> [Aim] Select every line below containing the word "heading".

** Start Data **

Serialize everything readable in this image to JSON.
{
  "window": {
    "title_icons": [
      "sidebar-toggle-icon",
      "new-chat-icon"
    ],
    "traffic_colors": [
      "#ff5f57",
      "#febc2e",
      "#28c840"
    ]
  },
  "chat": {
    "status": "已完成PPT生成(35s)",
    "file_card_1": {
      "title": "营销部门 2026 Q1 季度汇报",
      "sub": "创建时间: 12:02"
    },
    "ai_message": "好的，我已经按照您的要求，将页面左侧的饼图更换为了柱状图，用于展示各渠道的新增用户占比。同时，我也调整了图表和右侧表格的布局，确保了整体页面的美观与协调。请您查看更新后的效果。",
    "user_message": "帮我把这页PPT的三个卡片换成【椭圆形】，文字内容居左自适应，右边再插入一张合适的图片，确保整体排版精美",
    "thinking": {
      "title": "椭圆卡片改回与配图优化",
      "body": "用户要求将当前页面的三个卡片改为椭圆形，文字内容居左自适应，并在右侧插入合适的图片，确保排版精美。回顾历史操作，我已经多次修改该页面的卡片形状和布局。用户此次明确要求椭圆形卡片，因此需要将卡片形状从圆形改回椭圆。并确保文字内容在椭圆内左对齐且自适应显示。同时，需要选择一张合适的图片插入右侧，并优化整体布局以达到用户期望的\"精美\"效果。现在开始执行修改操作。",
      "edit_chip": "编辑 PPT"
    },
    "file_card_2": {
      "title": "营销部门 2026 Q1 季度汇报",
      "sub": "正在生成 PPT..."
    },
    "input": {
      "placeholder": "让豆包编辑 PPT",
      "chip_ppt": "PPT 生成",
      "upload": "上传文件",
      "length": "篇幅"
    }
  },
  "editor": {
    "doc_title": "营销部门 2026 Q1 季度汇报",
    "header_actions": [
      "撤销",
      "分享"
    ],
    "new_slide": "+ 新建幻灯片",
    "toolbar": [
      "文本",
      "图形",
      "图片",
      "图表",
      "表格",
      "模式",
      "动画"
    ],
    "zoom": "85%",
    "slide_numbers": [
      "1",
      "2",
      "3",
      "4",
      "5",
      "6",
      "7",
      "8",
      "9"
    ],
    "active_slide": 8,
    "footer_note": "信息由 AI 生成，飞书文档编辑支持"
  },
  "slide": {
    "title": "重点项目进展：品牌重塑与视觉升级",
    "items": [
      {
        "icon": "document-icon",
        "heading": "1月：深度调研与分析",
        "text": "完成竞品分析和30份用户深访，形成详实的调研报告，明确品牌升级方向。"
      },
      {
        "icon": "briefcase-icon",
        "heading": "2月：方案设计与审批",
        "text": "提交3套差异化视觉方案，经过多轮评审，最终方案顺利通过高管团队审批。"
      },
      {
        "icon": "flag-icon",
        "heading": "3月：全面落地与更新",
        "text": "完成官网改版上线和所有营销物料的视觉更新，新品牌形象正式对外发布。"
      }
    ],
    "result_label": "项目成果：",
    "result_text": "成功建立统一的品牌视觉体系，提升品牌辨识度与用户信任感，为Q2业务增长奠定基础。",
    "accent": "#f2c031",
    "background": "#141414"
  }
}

** End Data **

> [Exercise solution]
        "heading": "1月：深度调研与分析",
        "heading": "2月：方案设计与审批",
        "heading": "3月：全面落地与更新",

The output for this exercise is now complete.